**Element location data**

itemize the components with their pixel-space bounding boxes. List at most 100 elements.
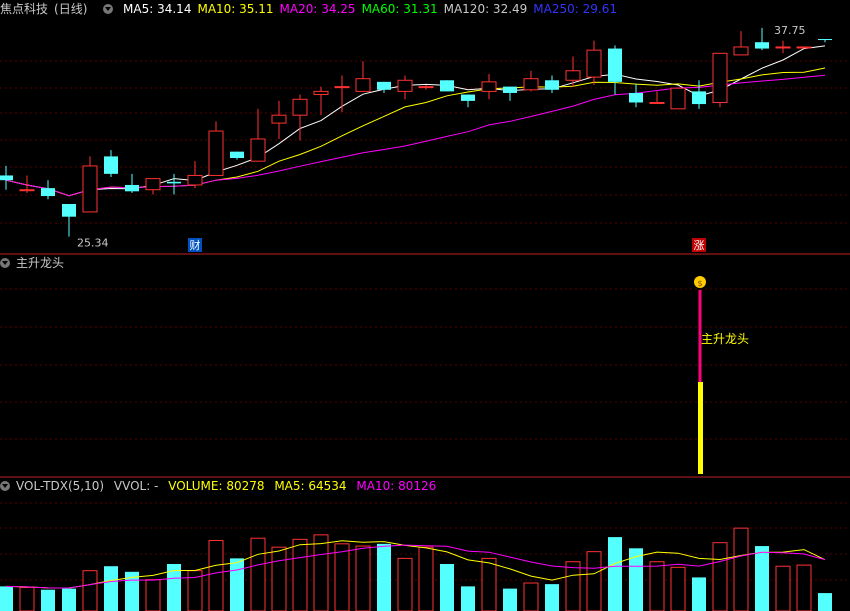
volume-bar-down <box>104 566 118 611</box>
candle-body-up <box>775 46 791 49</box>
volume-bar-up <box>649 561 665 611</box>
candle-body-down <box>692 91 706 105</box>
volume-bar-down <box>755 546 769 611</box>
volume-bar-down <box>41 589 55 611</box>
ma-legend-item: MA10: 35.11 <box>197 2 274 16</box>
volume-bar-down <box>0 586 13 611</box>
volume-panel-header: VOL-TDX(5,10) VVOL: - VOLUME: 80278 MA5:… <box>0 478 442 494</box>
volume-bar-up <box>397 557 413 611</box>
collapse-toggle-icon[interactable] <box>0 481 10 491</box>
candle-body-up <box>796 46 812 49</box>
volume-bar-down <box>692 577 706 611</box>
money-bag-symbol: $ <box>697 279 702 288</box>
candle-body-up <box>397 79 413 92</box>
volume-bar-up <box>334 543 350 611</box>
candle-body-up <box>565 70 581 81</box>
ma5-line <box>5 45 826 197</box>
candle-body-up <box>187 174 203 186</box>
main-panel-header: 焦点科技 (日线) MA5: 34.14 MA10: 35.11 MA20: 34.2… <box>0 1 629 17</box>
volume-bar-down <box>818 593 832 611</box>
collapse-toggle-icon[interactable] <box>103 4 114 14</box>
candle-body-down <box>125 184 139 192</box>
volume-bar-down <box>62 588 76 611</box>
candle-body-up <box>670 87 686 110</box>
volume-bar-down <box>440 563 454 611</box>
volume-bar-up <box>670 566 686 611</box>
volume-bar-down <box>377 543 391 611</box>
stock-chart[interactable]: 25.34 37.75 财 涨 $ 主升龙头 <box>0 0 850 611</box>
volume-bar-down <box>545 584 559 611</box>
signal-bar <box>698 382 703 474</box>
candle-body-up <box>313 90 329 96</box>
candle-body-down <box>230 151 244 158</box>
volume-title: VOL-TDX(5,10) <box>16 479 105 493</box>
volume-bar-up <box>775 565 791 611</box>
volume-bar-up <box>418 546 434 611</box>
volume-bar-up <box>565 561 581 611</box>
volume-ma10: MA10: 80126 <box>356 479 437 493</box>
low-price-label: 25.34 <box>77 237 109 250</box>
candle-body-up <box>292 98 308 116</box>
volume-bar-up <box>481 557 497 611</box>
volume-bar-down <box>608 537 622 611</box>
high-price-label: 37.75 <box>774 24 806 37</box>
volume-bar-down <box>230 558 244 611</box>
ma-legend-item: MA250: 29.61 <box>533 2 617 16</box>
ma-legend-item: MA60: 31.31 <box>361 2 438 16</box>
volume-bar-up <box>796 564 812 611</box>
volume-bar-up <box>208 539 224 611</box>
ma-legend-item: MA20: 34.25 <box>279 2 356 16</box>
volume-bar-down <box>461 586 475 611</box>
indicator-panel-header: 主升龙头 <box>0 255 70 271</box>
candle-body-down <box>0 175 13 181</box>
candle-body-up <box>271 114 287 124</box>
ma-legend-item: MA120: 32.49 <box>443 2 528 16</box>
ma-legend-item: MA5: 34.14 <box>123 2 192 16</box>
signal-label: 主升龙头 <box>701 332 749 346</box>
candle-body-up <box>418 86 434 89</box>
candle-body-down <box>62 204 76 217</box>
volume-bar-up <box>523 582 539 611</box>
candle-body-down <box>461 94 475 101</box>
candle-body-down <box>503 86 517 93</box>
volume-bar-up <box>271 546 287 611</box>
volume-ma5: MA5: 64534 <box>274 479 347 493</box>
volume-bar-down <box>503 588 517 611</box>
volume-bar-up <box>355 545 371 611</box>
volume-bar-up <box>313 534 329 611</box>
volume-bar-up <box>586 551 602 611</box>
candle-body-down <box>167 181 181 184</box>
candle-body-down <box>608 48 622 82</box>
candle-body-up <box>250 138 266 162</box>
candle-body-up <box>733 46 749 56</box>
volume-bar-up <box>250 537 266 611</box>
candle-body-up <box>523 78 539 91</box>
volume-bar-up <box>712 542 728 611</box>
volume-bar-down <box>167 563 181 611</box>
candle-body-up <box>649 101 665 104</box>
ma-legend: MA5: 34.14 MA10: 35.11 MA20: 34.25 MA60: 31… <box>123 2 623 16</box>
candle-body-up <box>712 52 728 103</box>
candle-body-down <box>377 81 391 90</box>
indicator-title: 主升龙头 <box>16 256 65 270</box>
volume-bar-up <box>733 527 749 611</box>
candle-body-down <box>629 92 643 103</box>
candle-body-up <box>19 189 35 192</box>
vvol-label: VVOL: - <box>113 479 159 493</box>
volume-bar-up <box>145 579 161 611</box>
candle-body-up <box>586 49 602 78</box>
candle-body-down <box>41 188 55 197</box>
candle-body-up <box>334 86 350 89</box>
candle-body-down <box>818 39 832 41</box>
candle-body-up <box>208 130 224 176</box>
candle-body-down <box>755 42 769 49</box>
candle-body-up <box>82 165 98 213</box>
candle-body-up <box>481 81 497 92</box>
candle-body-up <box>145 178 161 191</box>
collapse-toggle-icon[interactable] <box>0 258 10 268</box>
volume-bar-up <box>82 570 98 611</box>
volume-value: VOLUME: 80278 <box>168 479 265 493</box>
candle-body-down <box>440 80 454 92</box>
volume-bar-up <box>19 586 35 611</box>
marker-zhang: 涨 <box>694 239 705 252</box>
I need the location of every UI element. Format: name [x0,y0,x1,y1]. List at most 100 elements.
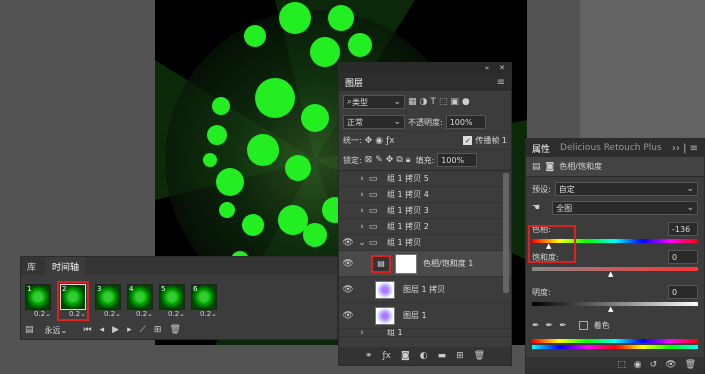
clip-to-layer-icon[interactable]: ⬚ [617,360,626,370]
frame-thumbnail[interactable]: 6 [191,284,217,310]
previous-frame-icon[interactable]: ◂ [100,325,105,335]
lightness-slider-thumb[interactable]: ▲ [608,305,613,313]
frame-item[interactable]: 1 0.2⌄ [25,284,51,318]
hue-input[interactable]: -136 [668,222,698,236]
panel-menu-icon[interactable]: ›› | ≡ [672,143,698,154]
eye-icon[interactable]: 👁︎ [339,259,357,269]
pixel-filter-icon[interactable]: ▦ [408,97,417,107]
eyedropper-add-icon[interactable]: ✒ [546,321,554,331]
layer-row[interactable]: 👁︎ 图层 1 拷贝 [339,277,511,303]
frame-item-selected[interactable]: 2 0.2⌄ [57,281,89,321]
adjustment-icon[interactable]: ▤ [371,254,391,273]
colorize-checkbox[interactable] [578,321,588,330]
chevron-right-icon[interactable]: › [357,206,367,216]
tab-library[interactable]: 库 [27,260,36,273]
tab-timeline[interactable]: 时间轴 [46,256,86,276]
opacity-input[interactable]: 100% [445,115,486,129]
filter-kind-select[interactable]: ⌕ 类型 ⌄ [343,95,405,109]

**Task directions**
Rewrite the records with each "volume-bar-down" changed to "volume-bar-falling" and every other line left as it is. Omit the pictures from your answer.

**Written solution**
itemize the components with their pixel-space bounding boxes. List at most 100 elements.
volume-bar-falling <box>104 566 118 611</box>
candle-body-up <box>775 46 791 49</box>
volume-bar-up <box>649 561 665 611</box>
candle-body-down <box>692 91 706 105</box>
volume-bar-falling <box>755 546 769 611</box>
volume-bar-falling <box>41 589 55 611</box>
ma-legend-item: MA10: 35.11 <box>197 2 274 16</box>
volume-bar-falling <box>0 586 13 611</box>
volume-panel-header: VOL-TDX(5,10) VVOL: - VOLUME: 80278 MA5:… <box>0 478 442 494</box>
volume-bar-up <box>397 557 413 611</box>
collapse-toggle-icon[interactable] <box>0 481 10 491</box>
candle-body-up <box>796 46 812 49</box>
volume-bar-falling <box>692 577 706 611</box>
money-bag-symbol: $ <box>697 279 702 288</box>
candle-body-up <box>397 79 413 92</box>
volume-bar-up <box>334 543 350 611</box>
candle-body-up <box>565 70 581 81</box>
ma5-line <box>5 45 826 197</box>
candle-body-up <box>187 174 203 186</box>
main-panel-header: 焦点科技 (日线) MA5: 34.14 MA10: 35.11 MA20: 34.2… <box>0 1 629 17</box>
volume-bar-falling <box>818 593 832 611</box>
collapse-toggle-icon[interactable] <box>103 4 114 14</box>
candle-body-down <box>125 184 139 192</box>
volume-bar-falling <box>62 588 76 611</box>
candle-body-up <box>670 87 686 110</box>
volume-bar-falling <box>440 563 454 611</box>
volume-bar-up <box>670 566 686 611</box>
volume-bar-falling <box>377 543 391 611</box>
stock-chart[interactable]: 25.34 37.75 财 涨 $ 主升龙头 <box>0 0 850 611</box>
volume-bar-falling <box>545 584 559 611</box>
signal-bar <box>698 382 703 474</box>
candle-body-up <box>313 90 329 96</box>
candle-body-down <box>230 151 244 158</box>
volume-title: VOL-TDX(5,10) <box>16 479 105 493</box>
volume-bar-up <box>775 565 791 611</box>
volume-bar-up <box>418 546 434 611</box>
volume-bar-up <box>565 561 581 611</box>
volume-ma10: MA10: 80126 <box>356 479 437 493</box>
low-price-label: 25.34 <box>77 237 109 250</box>
candle-body-up <box>292 98 308 116</box>
volume-bar-up <box>481 557 497 611</box>
volume-bar-falling <box>608 537 622 611</box>
high-price-label: 37.75 <box>774 24 806 37</box>
volume-bar-falling <box>230 558 244 611</box>
ma-legend-item: MA250: 29.61 <box>533 2 617 16</box>
ma-legend-item: MA60: 31.31 <box>361 2 438 16</box>
volume-bar-up <box>796 564 812 611</box>
volume-bar-up <box>208 539 224 611</box>
ma-legend-item: MA20: 34.25 <box>279 2 356 16</box>
volume-bar-falling <box>461 586 475 611</box>
indicator-panel-header: 主升龙头 <box>0 255 70 271</box>
candle-body-down <box>0 175 13 181</box>
candle-body-up <box>271 114 287 124</box>
ma-legend-item: MA120: 32.49 <box>443 2 528 16</box>
ma-legend-item: MA5: 34.14 <box>123 2 192 16</box>
signal-label: 主升龙头 <box>701 332 749 346</box>
candle-body-up <box>418 86 434 89</box>
candle-body-down <box>62 204 76 217</box>
volume-bar-up <box>523 582 539 611</box>
candle-body-down <box>461 94 475 101</box>
candle-body-down <box>503 86 517 93</box>
volume-bar-up <box>271 546 287 611</box>
volume-ma5: MA5: 64534 <box>274 479 347 493</box>
volume-bar-falling <box>503 588 517 611</box>
volume-bar-up <box>355 545 371 611</box>
volume-bar-up <box>313 534 329 611</box>
volume-bar-up <box>586 551 602 611</box>
candle-body-down <box>167 181 181 184</box>
candle-body-down <box>608 48 622 82</box>
candle-body-up <box>250 138 266 162</box>
candle-body-up <box>733 46 749 56</box>
volume-bar-up <box>250 537 266 611</box>
candle-body-up <box>523 78 539 91</box>
volume-bar-up <box>712 542 728 611</box>
volume-bar-falling <box>167 563 181 611</box>
candle-body-up <box>649 101 665 104</box>
ma-legend: MA5: 34.14 MA10: 35.11 MA20: 34.25 MA60: 31… <box>123 2 623 16</box>
candle-body-up <box>712 52 728 103</box>
candle-body-down <box>377 81 391 90</box>
indicator-title: 主升龙头 <box>16 256 65 270</box>
volume-bar-up <box>733 527 749 611</box>
candle-body-down <box>629 92 643 103</box>
candle-body-up <box>19 189 35 192</box>
vvol-label: VVOL: - <box>113 479 159 493</box>
volume-bar-up <box>145 579 161 611</box>
candle-body-up <box>586 49 602 78</box>
candle-body-down <box>41 188 55 197</box>
candle-body-up <box>334 86 350 89</box>
candle-body-down <box>818 39 832 41</box>
candle-body-up <box>208 130 224 176</box>
candle-body-down <box>755 42 769 49</box>
candle-body-up <box>82 165 98 213</box>
candle-body-up <box>481 81 497 92</box>
candle-body-up <box>145 178 161 191</box>
collapse-toggle-icon[interactable] <box>0 258 10 268</box>
volume-bar-up <box>82 570 98 611</box>
volume-value: VOLUME: 80278 <box>168 479 265 493</box>
candle-body-down <box>440 80 454 92</box>
volume-bar-up <box>19 586 35 611</box>
marker-zhang: 涨 <box>694 239 705 252</box>
I need the location of every UI element. Format: name [x0,y0,x1,y1]. List at most 100 elements.
clip-to-layer-icon[interactable]: ⬚ [617,360,626,370]
frame-thumbnail[interactable]: 6 [191,284,217,310]
previous-frame-icon[interactable]: ◂ [100,325,105,335]
lightness-slider-thumb[interactable]: ▲ [608,305,613,313]
frame-item[interactable]: 1 0.2⌄ [25,284,51,318]
hue-input[interactable]: -136 [668,222,698,236]
panel-menu-icon[interactable]: ›› | ≡ [672,143,698,154]
eye-icon[interactable]: 👁︎ [339,259,357,269]
pixel-filter-icon[interactable]: ▦ [408,97,417,107]
eyedropper-add-icon[interactable]: ✒ [546,321,554,331]
layer-row[interactable]: 👁︎ 图层 1 拷贝 [339,277,511,303]
frame-item-selected[interactable]: 2 0.2⌄ [57,281,89,321]
adjustment-icon[interactable]: ▤ [371,254,391,273]
colorize-checkbox[interactable] [578,321,588,330]
chevron-right-icon[interactable]: › [357,206,367,216]
tab-library[interactable]: 库 [27,260,36,273]
tab-timeline[interactable]: 时间轴 [46,256,86,276]
opacity-input[interactable]: 100% [445,115,486,129]
filter-kind-select[interactable]: ⌕ 类型 ⌄ [343,95,405,109]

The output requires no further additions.